[start]

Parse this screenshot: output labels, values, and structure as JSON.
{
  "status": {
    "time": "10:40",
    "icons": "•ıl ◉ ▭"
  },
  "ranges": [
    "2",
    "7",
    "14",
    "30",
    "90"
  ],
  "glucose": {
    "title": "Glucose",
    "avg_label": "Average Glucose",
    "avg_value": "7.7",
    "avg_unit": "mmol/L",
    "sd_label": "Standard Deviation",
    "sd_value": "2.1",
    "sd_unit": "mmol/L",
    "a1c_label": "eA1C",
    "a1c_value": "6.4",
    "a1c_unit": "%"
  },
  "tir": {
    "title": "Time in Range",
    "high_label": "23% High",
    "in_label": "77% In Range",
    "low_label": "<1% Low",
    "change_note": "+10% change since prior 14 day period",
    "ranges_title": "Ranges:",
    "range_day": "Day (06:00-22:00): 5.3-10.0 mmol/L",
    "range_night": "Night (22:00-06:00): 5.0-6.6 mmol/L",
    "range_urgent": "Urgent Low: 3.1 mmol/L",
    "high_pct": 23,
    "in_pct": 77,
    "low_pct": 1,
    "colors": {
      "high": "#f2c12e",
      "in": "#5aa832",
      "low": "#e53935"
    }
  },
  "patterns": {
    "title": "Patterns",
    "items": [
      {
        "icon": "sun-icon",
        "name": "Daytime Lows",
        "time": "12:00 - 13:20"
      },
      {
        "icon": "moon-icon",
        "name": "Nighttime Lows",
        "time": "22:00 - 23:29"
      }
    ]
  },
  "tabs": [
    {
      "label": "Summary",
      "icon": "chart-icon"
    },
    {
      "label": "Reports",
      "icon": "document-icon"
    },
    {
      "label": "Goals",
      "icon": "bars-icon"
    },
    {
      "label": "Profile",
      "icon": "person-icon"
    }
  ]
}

[end]

Write down all the entries again without a single difference.

Complete response »
Parse this screenshot: output labels, values, and structure as JSON.
{
  "status": {
    "time": "10:40",
    "icons": "•ıl ◉ ▭"
  },
  "ranges": [
    "2",
    "7",
    "14",
    "30",
    "90"
  ],
  "glucose": {
    "title": "Glucose",
    "avg_label": "Average Glucose",
    "avg_value": "7.7",
    "avg_unit": "mmol/L",
    "sd_label": "Standard Deviation",
    "sd_value": "2.1",
    "sd_unit": "mmol/L",
    "a1c_label": "eA1C",
    "a1c_value": "6.4",
    "a1c_unit": "%"
  },
  "tir": {
    "title": "Time in Range",
    "high_label": "23% High",
    "in_label": "77% In Range",
    "low_label": "<1% Low",
    "change_note": "+10% change since prior 14 day period",
    "ranges_title": "Ranges:",
    "range_day": "Day (06:00-22:00): 5.3-10.0 mmol/L",
    "range_night": "Night (22:00-06:00): 5.0-6.6 mmol/L",
    "range_urgent": "Urgent Low: 3.1 mmol/L",
    "high_pct": 23,
    "in_pct": 77,
    "low_pct": 1,
    "colors": {
      "high": "#f2c12e",
      "in": "#5aa832",
      "low": "#e53935"
    }
  },
  "patterns": {
    "title": "Patterns",
    "items": [
      {
        "icon": "sun-icon",
        "name": "Daytime Lows",
        "time": "12:00 - 13:20"
      },
      {
        "icon": "moon-icon",
        "name": "Nighttime Lows",
        "time": "22:00 - 23:29"
      }
    ]
  },
  "tabs": [
    {
      "label": "Summary",
      "icon": "chart-icon"
    },
    {
      "label": "Reports",
      "icon": "document-icon"
    },
    {
      "label": "Goals",
      "icon": "bars-icon"
    },
    {
      "label": "Profile",
      "icon": "person-icon"
    }
  ]
}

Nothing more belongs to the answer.